Entries from a visual dataset:
+-------+

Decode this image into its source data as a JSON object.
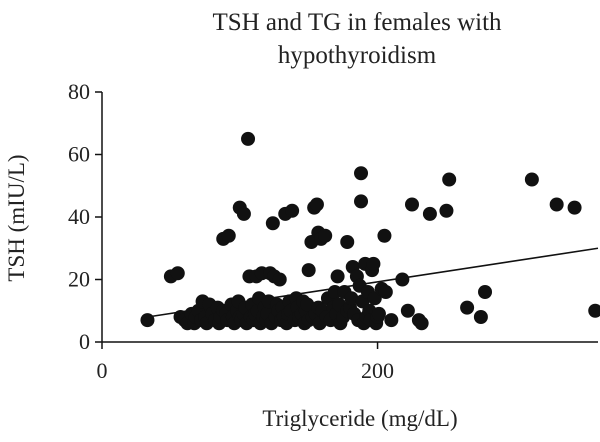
{
  "chart_data": {
    "type": "scatter",
    "title_lines": [
      "TSH and TG in females with",
      "hypothyroidism"
    ],
    "xlabel": "Triglyceride (mg/dL)",
    "ylabel": "TSH (mIU/L)",
    "xlim": [
      0,
      360
    ],
    "ylim": [
      0,
      80
    ],
    "xticks": [
      0,
      200
    ],
    "yticks": [
      0,
      20,
      40,
      60,
      80
    ],
    "grid": false,
    "legend": "none",
    "point_color": "#111111",
    "points": [
      [
        33,
        7
      ],
      [
        50,
        21
      ],
      [
        55,
        22
      ],
      [
        57,
        8
      ],
      [
        60,
        7
      ],
      [
        62,
        6
      ],
      [
        65,
        9
      ],
      [
        67,
        6
      ],
      [
        68,
        8
      ],
      [
        70,
        10
      ],
      [
        72,
        7
      ],
      [
        73,
        13
      ],
      [
        75,
        8
      ],
      [
        76,
        6
      ],
      [
        78,
        12
      ],
      [
        80,
        9
      ],
      [
        82,
        7
      ],
      [
        84,
        11
      ],
      [
        85,
        6
      ],
      [
        86,
        8
      ],
      [
        88,
        10
      ],
      [
        88,
        33
      ],
      [
        90,
        9
      ],
      [
        91,
        7
      ],
      [
        92,
        34
      ],
      [
        94,
        12
      ],
      [
        95,
        8
      ],
      [
        96,
        6
      ],
      [
        98,
        10
      ],
      [
        99,
        13
      ],
      [
        100,
        8
      ],
      [
        100,
        43
      ],
      [
        101,
        7
      ],
      [
        103,
        9
      ],
      [
        103,
        41
      ],
      [
        104,
        11
      ],
      [
        105,
        6
      ],
      [
        106,
        65
      ],
      [
        107,
        21
      ],
      [
        108,
        8
      ],
      [
        109,
        12
      ],
      [
        110,
        7
      ],
      [
        111,
        9
      ],
      [
        112,
        21
      ],
      [
        113,
        10
      ],
      [
        114,
        14
      ],
      [
        115,
        6
      ],
      [
        116,
        22
      ],
      [
        117,
        8
      ],
      [
        118,
        11
      ],
      [
        119,
        7
      ],
      [
        120,
        9
      ],
      [
        121,
        13
      ],
      [
        122,
        22
      ],
      [
        123,
        6
      ],
      [
        124,
        38
      ],
      [
        125,
        21
      ],
      [
        126,
        8
      ],
      [
        127,
        12
      ],
      [
        128,
        10
      ],
      [
        129,
        20
      ],
      [
        130,
        7
      ],
      [
        131,
        11
      ],
      [
        132,
        8
      ],
      [
        133,
        41
      ],
      [
        134,
        6
      ],
      [
        135,
        9
      ],
      [
        136,
        13
      ],
      [
        137,
        10
      ],
      [
        138,
        42
      ],
      [
        140,
        7
      ],
      [
        141,
        14
      ],
      [
        142,
        11
      ],
      [
        143,
        8
      ],
      [
        145,
        9
      ],
      [
        146,
        13
      ],
      [
        147,
        6
      ],
      [
        148,
        10
      ],
      [
        149,
        12
      ],
      [
        150,
        7
      ],
      [
        150,
        23
      ],
      [
        152,
        32
      ],
      [
        153,
        8
      ],
      [
        154,
        43
      ],
      [
        155,
        9
      ],
      [
        156,
        44
      ],
      [
        157,
        35
      ],
      [
        157,
        11
      ],
      [
        158,
        6
      ],
      [
        159,
        33
      ],
      [
        160,
        10
      ],
      [
        162,
        34
      ],
      [
        163,
        8
      ],
      [
        164,
        14
      ],
      [
        166,
        7
      ],
      [
        168,
        11
      ],
      [
        169,
        16
      ],
      [
        170,
        9
      ],
      [
        171,
        21
      ],
      [
        172,
        12
      ],
      [
        173,
        6
      ],
      [
        175,
        8
      ],
      [
        176,
        16
      ],
      [
        178,
        32
      ],
      [
        178,
        10
      ],
      [
        180,
        11
      ],
      [
        181,
        14
      ],
      [
        182,
        24
      ],
      [
        183,
        9
      ],
      [
        185,
        21
      ],
      [
        186,
        7
      ],
      [
        187,
        18
      ],
      [
        188,
        54
      ],
      [
        188,
        45
      ],
      [
        189,
        13
      ],
      [
        190,
        6
      ],
      [
        191,
        25
      ],
      [
        192,
        8
      ],
      [
        193,
        16
      ],
      [
        194,
        10
      ],
      [
        195,
        7
      ],
      [
        196,
        23
      ],
      [
        197,
        25
      ],
      [
        198,
        14
      ],
      [
        199,
        6
      ],
      [
        200,
        8
      ],
      [
        201,
        9
      ],
      [
        203,
        17
      ],
      [
        205,
        34
      ],
      [
        206,
        16
      ],
      [
        210,
        7
      ],
      [
        218,
        20
      ],
      [
        222,
        10
      ],
      [
        225,
        44
      ],
      [
        230,
        7
      ],
      [
        232,
        6
      ],
      [
        238,
        41
      ],
      [
        250,
        42
      ],
      [
        252,
        52
      ],
      [
        265,
        11
      ],
      [
        275,
        8
      ],
      [
        278,
        16
      ],
      [
        312,
        52
      ],
      [
        330,
        44
      ],
      [
        343,
        43
      ],
      [
        358,
        10
      ]
    ],
    "trendline": {
      "x": [
        33,
        360
      ],
      "y": [
        8,
        30
      ]
    }
  }
}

+-------+

Problem to solve:
Transcribe the records above exactly as they appear, leaving out any pictures.

Task solution:
Decode this image into its source data as a JSON object.
{
  "chart_data": {
    "type": "scatter",
    "title_lines": [
      "TSH and TG in females with",
      "hypothyroidism"
    ],
    "xlabel": "Triglyceride (mg/dL)",
    "ylabel": "TSH (mIU/L)",
    "xlim": [
      0,
      360
    ],
    "ylim": [
      0,
      80
    ],
    "xticks": [
      0,
      200
    ],
    "yticks": [
      0,
      20,
      40,
      60,
      80
    ],
    "grid": false,
    "legend": "none",
    "point_color": "#111111",
    "points": [
      [
        33,
        7
      ],
      [
        50,
        21
      ],
      [
        55,
        22
      ],
      [
        57,
        8
      ],
      [
        60,
        7
      ],
      [
        62,
        6
      ],
      [
        65,
        9
      ],
      [
        67,
        6
      ],
      [
        68,
        8
      ],
      [
        70,
        10
      ],
      [
        72,
        7
      ],
      [
        73,
        13
      ],
      [
        75,
        8
      ],
      [
        76,
        6
      ],
      [
        78,
        12
      ],
      [
        80,
        9
      ],
      [
        82,
        7
      ],
      [
        84,
        11
      ],
      [
        85,
        6
      ],
      [
        86,
        8
      ],
      [
        88,
        10
      ],
      [
        88,
        33
      ],
      [
        90,
        9
      ],
      [
        91,
        7
      ],
      [
        92,
        34
      ],
      [
        94,
        12
      ],
      [
        95,
        8
      ],
      [
        96,
        6
      ],
      [
        98,
        10
      ],
      [
        99,
        13
      ],
      [
        100,
        8
      ],
      [
        100,
        43
      ],
      [
        101,
        7
      ],
      [
        103,
        9
      ],
      [
        103,
        41
      ],
      [
        104,
        11
      ],
      [
        105,
        6
      ],
      [
        106,
        65
      ],
      [
        107,
        21
      ],
      [
        108,
        8
      ],
      [
        109,
        12
      ],
      [
        110,
        7
      ],
      [
        111,
        9
      ],
      [
        112,
        21
      ],
      [
        113,
        10
      ],
      [
        114,
        14
      ],
      [
        115,
        6
      ],
      [
        116,
        22
      ],
      [
        117,
        8
      ],
      [
        118,
        11
      ],
      [
        119,
        7
      ],
      [
        120,
        9
      ],
      [
        121,
        13
      ],
      [
        122,
        22
      ],
      [
        123,
        6
      ],
      [
        124,
        38
      ],
      [
        125,
        21
      ],
      [
        126,
        8
      ],
      [
        127,
        12
      ],
      [
        128,
        10
      ],
      [
        129,
        20
      ],
      [
        130,
        7
      ],
      [
        131,
        11
      ],
      [
        132,
        8
      ],
      [
        133,
        41
      ],
      [
        134,
        6
      ],
      [
        135,
        9
      ],
      [
        136,
        13
      ],
      [
        137,
        10
      ],
      [
        138,
        42
      ],
      [
        140,
        7
      ],
      [
        141,
        14
      ],
      [
        142,
        11
      ],
      [
        143,
        8
      ],
      [
        145,
        9
      ],
      [
        146,
        13
      ],
      [
        147,
        6
      ],
      [
        148,
        10
      ],
      [
        149,
        12
      ],
      [
        150,
        7
      ],
      [
        150,
        23
      ],
      [
        152,
        32
      ],
      [
        153,
        8
      ],
      [
        154,
        43
      ],
      [
        155,
        9
      ],
      [
        156,
        44
      ],
      [
        157,
        35
      ],
      [
        157,
        11
      ],
      [
        158,
        6
      ],
      [
        159,
        33
      ],
      [
        160,
        10
      ],
      [
        162,
        34
      ],
      [
        163,
        8
      ],
      [
        164,
        14
      ],
      [
        166,
        7
      ],
      [
        168,
        11
      ],
      [
        169,
        16
      ],
      [
        170,
        9
      ],
      [
        171,
        21
      ],
      [
        172,
        12
      ],
      [
        173,
        6
      ],
      [
        175,
        8
      ],
      [
        176,
        16
      ],
      [
        178,
        32
      ],
      [
        178,
        10
      ],
      [
        180,
        11
      ],
      [
        181,
        14
      ],
      [
        182,
        24
      ],
      [
        183,
        9
      ],
      [
        185,
        21
      ],
      [
        186,
        7
      ],
      [
        187,
        18
      ],
      [
        188,
        54
      ],
      [
        188,
        45
      ],
      [
        189,
        13
      ],
      [
        190,
        6
      ],
      [
        191,
        25
      ],
      [
        192,
        8
      ],
      [
        193,
        16
      ],
      [
        194,
        10
      ],
      [
        195,
        7
      ],
      [
        196,
        23
      ],
      [
        197,
        25
      ],
      [
        198,
        14
      ],
      [
        199,
        6
      ],
      [
        200,
        8
      ],
      [
        201,
        9
      ],
      [
        203,
        17
      ],
      [
        205,
        34
      ],
      [
        206,
        16
      ],
      [
        210,
        7
      ],
      [
        218,
        20
      ],
      [
        222,
        10
      ],
      [
        225,
        44
      ],
      [
        230,
        7
      ],
      [
        232,
        6
      ],
      [
        238,
        41
      ],
      [
        250,
        42
      ],
      [
        252,
        52
      ],
      [
        265,
        11
      ],
      [
        275,
        8
      ],
      [
        278,
        16
      ],
      [
        312,
        52
      ],
      [
        330,
        44
      ],
      [
        343,
        43
      ],
      [
        358,
        10
      ]
    ],
    "trendline": {
      "x": [
        33,
        360
      ],
      "y": [
        8,
        30
      ]
    }
  }
}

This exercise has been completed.